> [Material to process]
## Begin

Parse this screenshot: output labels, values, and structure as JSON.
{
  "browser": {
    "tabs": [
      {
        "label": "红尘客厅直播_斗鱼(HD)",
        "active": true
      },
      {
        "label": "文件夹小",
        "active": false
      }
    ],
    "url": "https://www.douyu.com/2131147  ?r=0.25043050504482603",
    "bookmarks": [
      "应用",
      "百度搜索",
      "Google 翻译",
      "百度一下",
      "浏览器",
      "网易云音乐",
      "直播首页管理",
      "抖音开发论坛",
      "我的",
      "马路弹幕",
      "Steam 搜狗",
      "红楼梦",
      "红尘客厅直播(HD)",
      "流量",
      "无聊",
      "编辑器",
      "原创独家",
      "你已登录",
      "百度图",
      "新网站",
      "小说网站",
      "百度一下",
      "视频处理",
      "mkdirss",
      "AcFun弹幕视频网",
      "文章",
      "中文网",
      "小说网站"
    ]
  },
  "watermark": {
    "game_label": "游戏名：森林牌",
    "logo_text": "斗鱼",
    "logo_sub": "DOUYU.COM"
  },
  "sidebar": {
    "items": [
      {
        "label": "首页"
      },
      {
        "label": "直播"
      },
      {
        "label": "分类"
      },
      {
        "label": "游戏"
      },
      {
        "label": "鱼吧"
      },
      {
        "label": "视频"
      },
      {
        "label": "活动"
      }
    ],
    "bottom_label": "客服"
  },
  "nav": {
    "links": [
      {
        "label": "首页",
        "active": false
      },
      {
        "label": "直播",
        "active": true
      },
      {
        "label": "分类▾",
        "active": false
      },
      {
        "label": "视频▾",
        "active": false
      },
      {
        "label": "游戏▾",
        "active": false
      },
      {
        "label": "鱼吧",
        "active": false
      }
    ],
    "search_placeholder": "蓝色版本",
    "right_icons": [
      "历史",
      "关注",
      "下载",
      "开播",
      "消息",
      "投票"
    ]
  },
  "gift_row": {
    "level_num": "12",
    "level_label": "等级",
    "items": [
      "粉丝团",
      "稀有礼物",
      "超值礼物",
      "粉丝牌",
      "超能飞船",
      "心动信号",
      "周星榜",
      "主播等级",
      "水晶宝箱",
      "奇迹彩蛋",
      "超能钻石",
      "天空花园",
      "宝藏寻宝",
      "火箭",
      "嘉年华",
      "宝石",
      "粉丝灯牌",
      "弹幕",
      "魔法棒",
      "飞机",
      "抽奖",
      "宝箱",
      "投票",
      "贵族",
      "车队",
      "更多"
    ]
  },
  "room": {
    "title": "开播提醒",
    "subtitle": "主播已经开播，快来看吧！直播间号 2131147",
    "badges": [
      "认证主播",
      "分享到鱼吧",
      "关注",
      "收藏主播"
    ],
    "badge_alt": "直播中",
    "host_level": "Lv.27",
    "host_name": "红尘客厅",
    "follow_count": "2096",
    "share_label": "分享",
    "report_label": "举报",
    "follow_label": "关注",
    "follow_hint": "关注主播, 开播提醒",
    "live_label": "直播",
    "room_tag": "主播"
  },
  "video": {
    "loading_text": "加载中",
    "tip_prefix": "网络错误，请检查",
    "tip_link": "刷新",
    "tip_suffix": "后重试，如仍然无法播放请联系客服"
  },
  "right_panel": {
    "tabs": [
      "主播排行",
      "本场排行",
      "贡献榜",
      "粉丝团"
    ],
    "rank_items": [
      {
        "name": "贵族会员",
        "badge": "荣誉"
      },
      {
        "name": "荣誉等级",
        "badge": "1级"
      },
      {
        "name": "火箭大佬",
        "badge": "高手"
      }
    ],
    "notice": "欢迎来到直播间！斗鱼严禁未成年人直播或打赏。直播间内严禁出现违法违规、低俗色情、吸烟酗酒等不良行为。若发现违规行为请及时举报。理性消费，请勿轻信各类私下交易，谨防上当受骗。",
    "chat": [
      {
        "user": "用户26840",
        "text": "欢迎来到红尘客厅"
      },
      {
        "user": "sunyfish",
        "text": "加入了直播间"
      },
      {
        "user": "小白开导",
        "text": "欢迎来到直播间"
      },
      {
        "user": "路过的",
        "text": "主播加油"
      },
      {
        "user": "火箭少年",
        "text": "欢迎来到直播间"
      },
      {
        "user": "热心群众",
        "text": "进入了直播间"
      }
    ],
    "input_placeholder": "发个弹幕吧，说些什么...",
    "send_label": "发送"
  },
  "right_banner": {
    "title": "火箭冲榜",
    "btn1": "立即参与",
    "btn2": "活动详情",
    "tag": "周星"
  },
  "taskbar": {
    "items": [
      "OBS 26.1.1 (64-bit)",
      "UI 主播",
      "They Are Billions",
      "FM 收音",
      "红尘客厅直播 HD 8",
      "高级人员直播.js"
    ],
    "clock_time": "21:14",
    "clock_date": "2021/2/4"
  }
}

## End

Each entry above is to be printed again exactly.

> [Solution for this problem]
Parse this screenshot: output labels, values, and structure as JSON.
{
  "browser": {
    "tabs": [
      {
        "label": "红尘客厅直播_斗鱼(HD)",
        "active": true
      },
      {
        "label": "文件夹小",
        "active": false
      }
    ],
    "url": "https://www.douyu.com/2131147  ?r=0.25043050504482603",
    "bookmarks": [
      "应用",
      "百度搜索",
      "Google 翻译",
      "百度一下",
      "浏览器",
      "网易云音乐",
      "直播首页管理",
      "抖音开发论坛",
      "我的",
      "马路弹幕",
      "Steam 搜狗",
      "红楼梦",
      "红尘客厅直播(HD)",
      "流量",
      "无聊",
      "编辑器",
      "原创独家",
      "你已登录",
      "百度图",
      "新网站",
      "小说网站",
      "百度一下",
      "视频处理",
      "mkdirss",
      "AcFun弹幕视频网",
      "文章",
      "中文网",
      "小说网站"
    ]
  },
  "watermark": {
    "game_label": "游戏名：森林牌",
    "logo_text": "斗鱼",
    "logo_sub": "DOUYU.COM"
  },
  "sidebar": {
    "items": [
      {
        "label": "首页"
      },
      {
        "label": "直播"
      },
      {
        "label": "分类"
      },
      {
        "label": "游戏"
      },
      {
        "label": "鱼吧"
      },
      {
        "label": "视频"
      },
      {
        "label": "活动"
      }
    ],
    "bottom_label": "客服"
  },
  "nav": {
    "links": [
      {
        "label": "首页",
        "active": false
      },
      {
        "label": "直播",
        "active": true
      },
      {
        "label": "分类▾",
        "active": false
      },
      {
        "label": "视频▾",
        "active": false
      },
      {
        "label": "游戏▾",
        "active": false
      },
      {
        "label": "鱼吧",
        "active": false
      }
    ],
    "search_placeholder": "蓝色版本",
    "right_icons": [
      "历史",
      "关注",
      "下载",
      "开播",
      "消息",
      "投票"
    ]
  },
  "gift_row": {
    "level_num": "12",
    "level_label": "等级",
    "items": [
      "粉丝团",
      "稀有礼物",
      "超值礼物",
      "粉丝牌",
      "超能飞船",
      "心动信号",
      "周星榜",
      "主播等级",
      "水晶宝箱",
      "奇迹彩蛋",
      "超能钻石",
      "天空花园",
      "宝藏寻宝",
      "火箭",
      "嘉年华",
      "宝石",
      "粉丝灯牌",
      "弹幕",
      "魔法棒",
      "飞机",
      "抽奖",
      "宝箱",
      "投票",
      "贵族",
      "车队",
      "更多"
    ]
  },
  "room": {
    "title": "开播提醒",
    "subtitle": "主播已经开播，快来看吧！直播间号 2131147",
    "badges": [
      "认证主播",
      "分享到鱼吧",
      "关注",
      "收藏主播"
    ],
    "badge_alt": "直播中",
    "host_level": "Lv.27",
    "host_name": "红尘客厅",
    "follow_count": "2096",
    "share_label": "分享",
    "report_label": "举报",
    "follow_label": "关注",
    "follow_hint": "关注主播, 开播提醒",
    "live_label": "直播",
    "room_tag": "主播"
  },
  "video": {
    "loading_text": "加载中",
    "tip_prefix": "网络错误，请检查",
    "tip_link": "刷新",
    "tip_suffix": "后重试，如仍然无法播放请联系客服"
  },
  "right_panel": {
    "tabs": [
      "主播排行",
      "本场排行",
      "贡献榜",
      "粉丝团"
    ],
    "rank_items": [
      {
        "name": "贵族会员",
        "badge": "荣誉"
      },
      {
        "name": "荣誉等级",
        "badge": "1级"
      },
      {
        "name": "火箭大佬",
        "badge": "高手"
      }
    ],
    "notice": "欢迎来到直播间！斗鱼严禁未成年人直播或打赏。直播间内严禁出现违法违规、低俗色情、吸烟酗酒等不良行为。若发现违规行为请及时举报。理性消费，请勿轻信各类私下交易，谨防上当受骗。",
    "chat": [
      {
        "user": "用户26840",
        "text": "欢迎来到红尘客厅"
      },
      {
        "user": "sunyfish",
        "text": "加入了直播间"
      },
      {
        "user": "小白开导",
        "text": "欢迎来到直播间"
      },
      {
        "user": "路过的",
        "text": "主播加油"
      },
      {
        "user": "火箭少年",
        "text": "欢迎来到直播间"
      },
      {
        "user": "热心群众",
        "text": "进入了直播间"
      }
    ],
    "input_placeholder": "发个弹幕吧，说些什么...",
    "send_label": "发送"
  },
  "right_banner": {
    "title": "火箭冲榜",
    "btn1": "立即参与",
    "btn2": "活动详情",
    "tag": "周星"
  },
  "taskbar": {
    "items": [
      "OBS 26.1.1 (64-bit)",
      "UI 主播",
      "They Are Billions",
      "FM 收音",
      "红尘客厅直播 HD 8",
      "高级人员直播.js"
    ],
    "clock_time": "21:14",
    "clock_date": "2021/2/4"
  }
}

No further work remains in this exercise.